> _What is needed_:
Find every line in the items that contains the string "with" and copy each one out in full. Case counts.

> _Source records_:
::::

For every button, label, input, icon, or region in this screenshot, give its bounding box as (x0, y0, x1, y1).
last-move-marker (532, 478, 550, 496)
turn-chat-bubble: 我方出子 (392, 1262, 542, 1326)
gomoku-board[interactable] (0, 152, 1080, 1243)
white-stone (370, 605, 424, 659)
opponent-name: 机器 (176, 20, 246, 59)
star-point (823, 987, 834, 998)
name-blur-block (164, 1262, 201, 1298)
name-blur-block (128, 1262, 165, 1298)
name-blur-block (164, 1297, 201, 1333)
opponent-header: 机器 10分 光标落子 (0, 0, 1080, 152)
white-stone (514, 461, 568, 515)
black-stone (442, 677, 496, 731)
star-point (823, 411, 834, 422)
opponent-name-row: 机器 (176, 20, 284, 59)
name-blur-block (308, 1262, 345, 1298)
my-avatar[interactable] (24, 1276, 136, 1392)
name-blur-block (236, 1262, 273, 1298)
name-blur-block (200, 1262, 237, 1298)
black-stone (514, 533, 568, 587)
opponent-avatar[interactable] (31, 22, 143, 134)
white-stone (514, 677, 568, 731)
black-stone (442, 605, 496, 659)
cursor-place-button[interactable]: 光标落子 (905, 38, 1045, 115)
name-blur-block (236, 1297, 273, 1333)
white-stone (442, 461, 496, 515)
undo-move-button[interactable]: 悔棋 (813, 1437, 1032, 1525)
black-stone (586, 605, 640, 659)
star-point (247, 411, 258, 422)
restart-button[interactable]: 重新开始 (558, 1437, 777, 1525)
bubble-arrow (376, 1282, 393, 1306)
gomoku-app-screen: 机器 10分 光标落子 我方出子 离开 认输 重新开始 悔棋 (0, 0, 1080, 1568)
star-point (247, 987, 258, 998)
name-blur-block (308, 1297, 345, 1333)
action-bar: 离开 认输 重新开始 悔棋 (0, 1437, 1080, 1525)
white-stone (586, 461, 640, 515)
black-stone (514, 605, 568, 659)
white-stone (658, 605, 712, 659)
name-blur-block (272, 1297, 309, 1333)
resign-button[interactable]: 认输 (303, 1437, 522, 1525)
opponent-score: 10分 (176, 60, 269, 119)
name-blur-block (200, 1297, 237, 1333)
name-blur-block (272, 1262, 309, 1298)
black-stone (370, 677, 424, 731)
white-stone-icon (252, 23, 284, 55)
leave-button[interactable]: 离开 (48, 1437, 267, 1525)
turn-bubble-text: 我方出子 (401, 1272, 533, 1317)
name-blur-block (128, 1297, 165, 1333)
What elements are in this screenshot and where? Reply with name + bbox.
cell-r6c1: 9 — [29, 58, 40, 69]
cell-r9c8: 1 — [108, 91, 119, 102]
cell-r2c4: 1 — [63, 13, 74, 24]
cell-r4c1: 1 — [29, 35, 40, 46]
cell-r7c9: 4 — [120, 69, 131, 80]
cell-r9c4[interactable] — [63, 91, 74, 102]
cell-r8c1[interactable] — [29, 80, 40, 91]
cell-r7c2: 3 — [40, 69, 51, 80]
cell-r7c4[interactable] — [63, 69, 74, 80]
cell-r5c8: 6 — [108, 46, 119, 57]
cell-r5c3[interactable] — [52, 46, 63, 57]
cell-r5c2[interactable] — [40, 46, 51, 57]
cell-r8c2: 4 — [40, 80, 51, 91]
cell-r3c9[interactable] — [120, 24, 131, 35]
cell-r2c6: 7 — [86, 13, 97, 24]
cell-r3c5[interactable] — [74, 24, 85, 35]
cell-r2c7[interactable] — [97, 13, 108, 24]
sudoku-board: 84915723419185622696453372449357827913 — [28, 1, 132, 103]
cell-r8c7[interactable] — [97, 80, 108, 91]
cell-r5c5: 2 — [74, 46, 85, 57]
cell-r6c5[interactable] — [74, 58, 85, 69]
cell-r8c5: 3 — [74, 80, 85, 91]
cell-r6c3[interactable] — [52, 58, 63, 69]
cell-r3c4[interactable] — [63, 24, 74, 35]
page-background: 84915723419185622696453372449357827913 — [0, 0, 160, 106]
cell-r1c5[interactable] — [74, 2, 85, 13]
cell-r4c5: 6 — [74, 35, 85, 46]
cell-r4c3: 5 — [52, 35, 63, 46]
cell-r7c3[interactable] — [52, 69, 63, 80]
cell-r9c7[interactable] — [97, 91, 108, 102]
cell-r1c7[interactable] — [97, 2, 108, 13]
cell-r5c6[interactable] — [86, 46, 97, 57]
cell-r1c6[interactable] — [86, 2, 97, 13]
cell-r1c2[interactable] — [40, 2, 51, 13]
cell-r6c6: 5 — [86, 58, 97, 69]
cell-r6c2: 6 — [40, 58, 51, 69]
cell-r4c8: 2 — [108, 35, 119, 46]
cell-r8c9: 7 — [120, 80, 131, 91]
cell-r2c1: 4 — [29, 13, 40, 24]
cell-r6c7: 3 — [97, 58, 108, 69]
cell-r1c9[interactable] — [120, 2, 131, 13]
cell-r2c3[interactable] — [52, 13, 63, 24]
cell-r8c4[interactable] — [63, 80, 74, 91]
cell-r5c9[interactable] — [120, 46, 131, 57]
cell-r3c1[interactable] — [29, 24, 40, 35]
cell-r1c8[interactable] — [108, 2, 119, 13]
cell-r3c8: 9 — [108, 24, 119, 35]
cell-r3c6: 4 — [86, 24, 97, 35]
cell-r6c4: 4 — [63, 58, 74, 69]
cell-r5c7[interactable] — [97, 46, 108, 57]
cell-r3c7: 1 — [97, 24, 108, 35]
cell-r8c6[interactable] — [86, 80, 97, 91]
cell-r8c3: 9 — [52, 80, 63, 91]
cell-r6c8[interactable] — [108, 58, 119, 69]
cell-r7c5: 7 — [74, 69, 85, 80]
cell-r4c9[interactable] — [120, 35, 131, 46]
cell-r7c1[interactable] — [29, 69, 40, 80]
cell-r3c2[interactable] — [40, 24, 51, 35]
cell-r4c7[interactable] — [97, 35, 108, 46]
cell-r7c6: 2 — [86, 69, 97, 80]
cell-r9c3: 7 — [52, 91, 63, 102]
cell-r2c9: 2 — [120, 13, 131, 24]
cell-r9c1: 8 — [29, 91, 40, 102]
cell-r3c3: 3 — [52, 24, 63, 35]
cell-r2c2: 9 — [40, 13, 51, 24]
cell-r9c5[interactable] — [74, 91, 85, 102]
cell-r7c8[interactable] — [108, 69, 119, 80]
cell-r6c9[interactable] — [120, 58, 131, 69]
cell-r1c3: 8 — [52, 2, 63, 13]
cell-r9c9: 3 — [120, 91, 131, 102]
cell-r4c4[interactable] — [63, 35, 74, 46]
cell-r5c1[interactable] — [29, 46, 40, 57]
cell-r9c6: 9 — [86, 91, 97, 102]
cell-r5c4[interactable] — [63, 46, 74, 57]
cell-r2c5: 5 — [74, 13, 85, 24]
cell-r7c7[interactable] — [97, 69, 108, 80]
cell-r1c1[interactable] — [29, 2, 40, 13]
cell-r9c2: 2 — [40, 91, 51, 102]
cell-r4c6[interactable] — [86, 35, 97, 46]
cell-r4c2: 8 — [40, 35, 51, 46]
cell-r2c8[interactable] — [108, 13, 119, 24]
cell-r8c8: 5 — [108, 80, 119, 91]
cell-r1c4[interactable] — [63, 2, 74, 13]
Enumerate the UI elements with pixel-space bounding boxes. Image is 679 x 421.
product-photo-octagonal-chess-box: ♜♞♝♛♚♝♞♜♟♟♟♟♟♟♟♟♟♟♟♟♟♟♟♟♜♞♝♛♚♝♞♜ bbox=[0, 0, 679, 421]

::::

> _Output for this task_:
What elements are in this screenshot and where? Reply with name + bbox.
Enumerate the UI elements with pixel-space bounding boxes. Image is 679 x 421.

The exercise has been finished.